■ WHAT YOU ARE ASKED TO DO
Quote the records below in full, exactly as given, with the images taken out.

[start]

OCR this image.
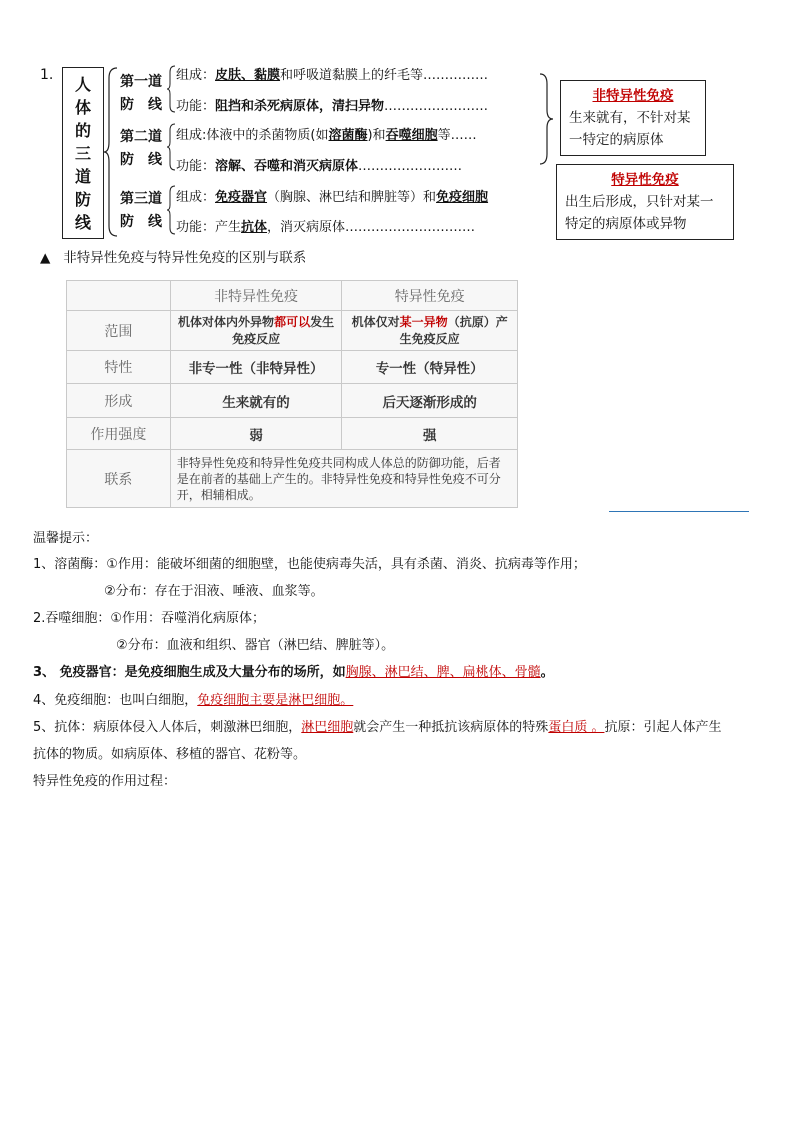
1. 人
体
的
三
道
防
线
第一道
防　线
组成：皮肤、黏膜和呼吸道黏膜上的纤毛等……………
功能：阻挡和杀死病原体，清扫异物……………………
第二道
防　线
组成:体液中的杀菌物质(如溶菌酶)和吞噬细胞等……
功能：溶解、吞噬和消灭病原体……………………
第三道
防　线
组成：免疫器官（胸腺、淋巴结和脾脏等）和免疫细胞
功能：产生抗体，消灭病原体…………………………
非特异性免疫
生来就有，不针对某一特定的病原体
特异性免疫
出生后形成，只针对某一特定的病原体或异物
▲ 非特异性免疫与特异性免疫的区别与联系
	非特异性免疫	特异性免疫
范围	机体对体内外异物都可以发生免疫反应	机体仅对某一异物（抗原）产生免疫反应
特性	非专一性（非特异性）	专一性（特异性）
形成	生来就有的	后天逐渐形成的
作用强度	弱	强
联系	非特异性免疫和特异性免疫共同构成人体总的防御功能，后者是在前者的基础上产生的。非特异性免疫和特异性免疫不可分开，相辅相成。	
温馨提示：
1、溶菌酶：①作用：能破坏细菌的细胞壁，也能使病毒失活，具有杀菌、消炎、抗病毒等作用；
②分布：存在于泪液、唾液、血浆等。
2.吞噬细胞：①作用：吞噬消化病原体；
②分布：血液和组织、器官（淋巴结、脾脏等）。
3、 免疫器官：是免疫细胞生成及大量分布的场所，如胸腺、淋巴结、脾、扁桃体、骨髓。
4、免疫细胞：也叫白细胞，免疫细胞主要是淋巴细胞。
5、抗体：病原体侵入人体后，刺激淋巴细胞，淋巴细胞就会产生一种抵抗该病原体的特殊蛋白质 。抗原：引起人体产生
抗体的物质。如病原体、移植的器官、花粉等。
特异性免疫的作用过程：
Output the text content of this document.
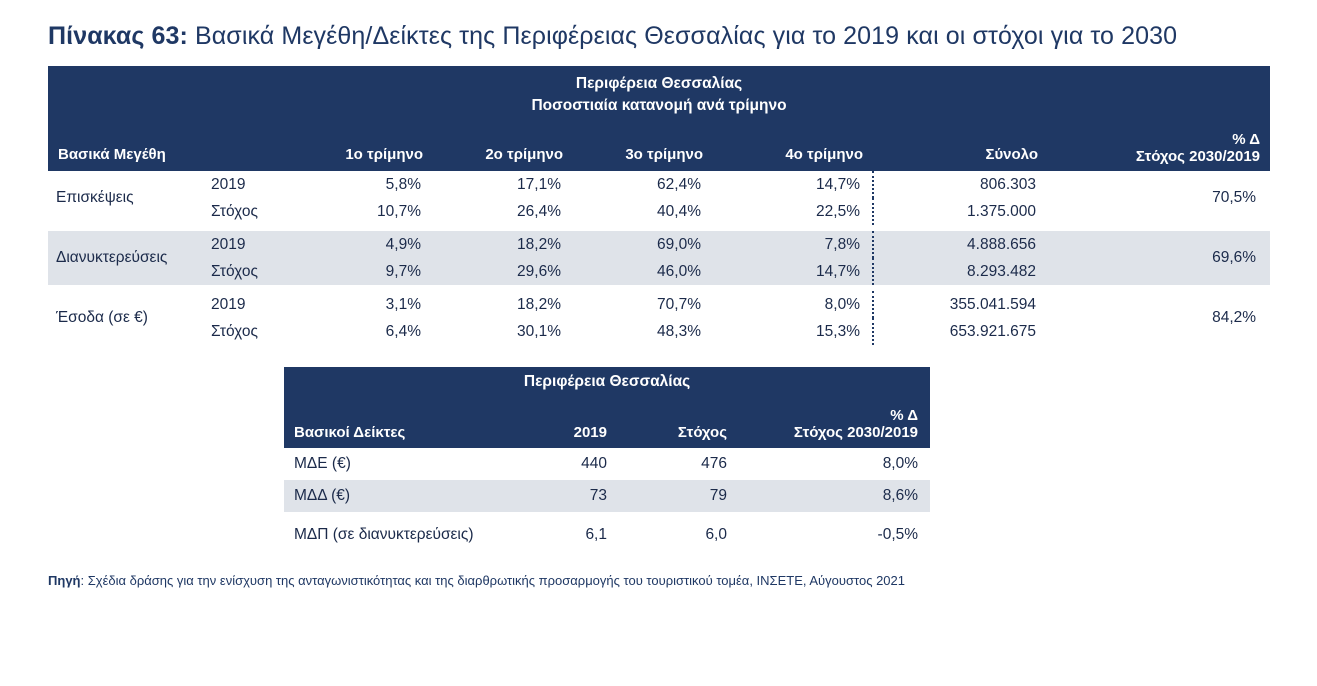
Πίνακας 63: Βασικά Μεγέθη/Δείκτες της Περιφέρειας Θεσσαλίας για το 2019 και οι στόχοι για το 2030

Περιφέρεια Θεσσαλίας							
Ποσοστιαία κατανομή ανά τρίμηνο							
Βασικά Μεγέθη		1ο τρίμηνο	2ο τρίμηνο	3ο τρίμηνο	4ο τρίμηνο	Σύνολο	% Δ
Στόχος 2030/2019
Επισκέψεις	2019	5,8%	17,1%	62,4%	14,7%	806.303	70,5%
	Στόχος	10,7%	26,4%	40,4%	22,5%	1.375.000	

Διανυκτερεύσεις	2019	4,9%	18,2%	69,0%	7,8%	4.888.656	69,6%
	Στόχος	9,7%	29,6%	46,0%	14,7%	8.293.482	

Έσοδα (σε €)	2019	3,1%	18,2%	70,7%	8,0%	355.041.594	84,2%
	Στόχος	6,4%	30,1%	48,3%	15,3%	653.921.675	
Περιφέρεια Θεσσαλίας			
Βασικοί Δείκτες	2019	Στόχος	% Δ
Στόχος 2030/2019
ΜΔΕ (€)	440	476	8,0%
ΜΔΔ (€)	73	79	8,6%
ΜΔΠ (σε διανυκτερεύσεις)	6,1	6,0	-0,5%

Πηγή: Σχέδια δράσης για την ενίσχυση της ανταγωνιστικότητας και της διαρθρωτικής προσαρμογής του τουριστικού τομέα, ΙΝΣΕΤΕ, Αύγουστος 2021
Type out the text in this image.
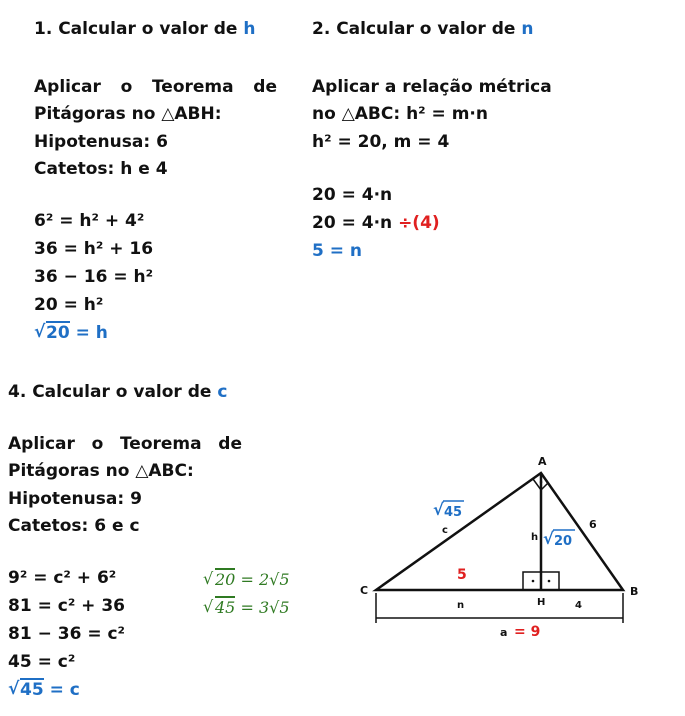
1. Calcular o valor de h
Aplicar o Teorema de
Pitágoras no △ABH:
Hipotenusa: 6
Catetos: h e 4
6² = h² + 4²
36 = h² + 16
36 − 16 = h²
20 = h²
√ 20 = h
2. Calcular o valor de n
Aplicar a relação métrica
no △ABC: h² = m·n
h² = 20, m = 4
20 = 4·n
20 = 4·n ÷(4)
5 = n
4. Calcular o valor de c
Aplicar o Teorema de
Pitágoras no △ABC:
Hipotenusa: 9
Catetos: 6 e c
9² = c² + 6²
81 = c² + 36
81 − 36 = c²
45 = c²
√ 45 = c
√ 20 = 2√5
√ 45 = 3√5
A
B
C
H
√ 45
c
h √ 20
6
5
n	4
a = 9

[end]

■ RESULT FOR THIS TASK
OCR this image.
1. 人
体
的
三
道
防
线
第一道
防　线
组成：皮肤、黏膜和呼吸道黏膜上的纤毛等……………
功能：阻挡和杀死病原体，清扫异物……………………
第二道
防　线
组成:体液中的杀菌物质(如溶菌酶)和吞噬细胞等……
功能：溶解、吞噬和消灭病原体……………………
第三道
防　线
组成：免疫器官（胸腺、淋巴结和脾脏等）和免疫细胞
功能：产生抗体，消灭病原体…………………………
非特异性免疫
生来就有，不针对某一特定的病原体
特异性免疫
出生后形成，只针对某一特定的病原体或异物
▲ 非特异性免疫与特异性免疫的区别与联系
	非特异性免疫	特异性免疫
范围	机体对体内外异物都可以发生免疫反应	机体仅对某一异物（抗原）产生免疫反应
特性	非专一性（非特异性）	专一性（特异性）
形成	生来就有的	后天逐渐形成的
作用强度	弱	强
联系	非特异性免疫和特异性免疫共同构成人体总的防御功能，后者是在前者的基础上产生的。非特异性免疫和特异性免疫不可分开，相辅相成。	
温馨提示：
1、溶菌酶：①作用：能破坏细菌的细胞壁，也能使病毒失活，具有杀菌、消炎、抗病毒等作用；
②分布：存在于泪液、唾液、血浆等。
2.吞噬细胞：①作用：吞噬消化病原体；
②分布：血液和组织、器官（淋巴结、脾脏等）。
3、 免疫器官：是免疫细胞生成及大量分布的场所，如胸腺、淋巴结、脾、扁桃体、骨髓。
4、免疫细胞：也叫白细胞，免疫细胞主要是淋巴细胞。
5、抗体：病原体侵入人体后，刺激淋巴细胞，淋巴细胞就会产生一种抵抗该病原体的特殊蛋白质 。抗原：引起人体产生
抗体的物质。如病原体、移植的器官、花粉等。
特异性免疫的作用过程：
Output the text content of this document.
Πίνακας 63: Βασικά Μεγέθη/Δείκτες της Περιφέρειας Θεσσαλίας για το 2019 και οι στόχοι για το 2030

Περιφέρεια Θεσσαλίας							
Ποσοστιαία κατανομή ανά τρίμηνο							
Βασικά Μεγέθη		1ο τρίμηνο	2ο τρίμηνο	3ο τρίμηνο	4ο τρίμηνο	Σύνολο	% Δ
Στόχος 2030/2019
Επισκέψεις	2019	5,8%	17,1%	62,4%	14,7%	806.303	70,5%
	Στόχος	10,7%	26,4%	40,4%	22,5%	1.375.000	

Διανυκτερεύσεις	2019	4,9%	18,2%	69,0%	7,8%	4.888.656	69,6%
	Στόχος	9,7%	29,6%	46,0%	14,7%	8.293.482	

Έσοδα (σε €)	2019	3,1%	18,2%	70,7%	8,0%	355.041.594	84,2%
	Στόχος	6,4%	30,1%	48,3%	15,3%	653.921.675	
Περιφέρεια Θεσσαλίας			
Βασικοί Δείκτες	2019	Στόχος	% Δ
Στόχος 2030/2019
ΜΔΕ (€)	440	476	8,0%
ΜΔΔ (€)	73	79	8,6%
ΜΔΠ (σε διανυκτερεύσεις)	6,1	6,0	-0,5%

Πηγή: Σχέδια δράσης για την ενίσχυση της ανταγωνιστικότητας και της διαρθρωτικής προσαρμογής του τουριστικού τομέα, ΙΝΣΕΤΕ, Αύγουστος 2021
Type out the text in this image.
1. Calcular o valor de h
Aplicar o Teorema de
Pitágoras no △ABH:
Hipotenusa: 6
Catetos: h e 4
6² = h² + 4²
36 = h² + 16
36 − 16 = h²
20 = h²
√ 20 = h
2. Calcular o valor de n
Aplicar a relação métrica
no △ABC: h² = m·n
h² = 20, m = 4
20 = 4·n
20 = 4·n ÷(4)
5 = n
4. Calcular o valor de c
Aplicar o Teorema de
Pitágoras no △ABC:
Hipotenusa: 9
Catetos: 6 e c
9² = c² + 6²
81 = c² + 36
81 − 36 = c²
45 = c²
√ 45 = c
√ 20 = 2√5
√ 45 = 3√5
A
B
C
H
√ 45
c
h √ 20
6
5
n	4
a = 9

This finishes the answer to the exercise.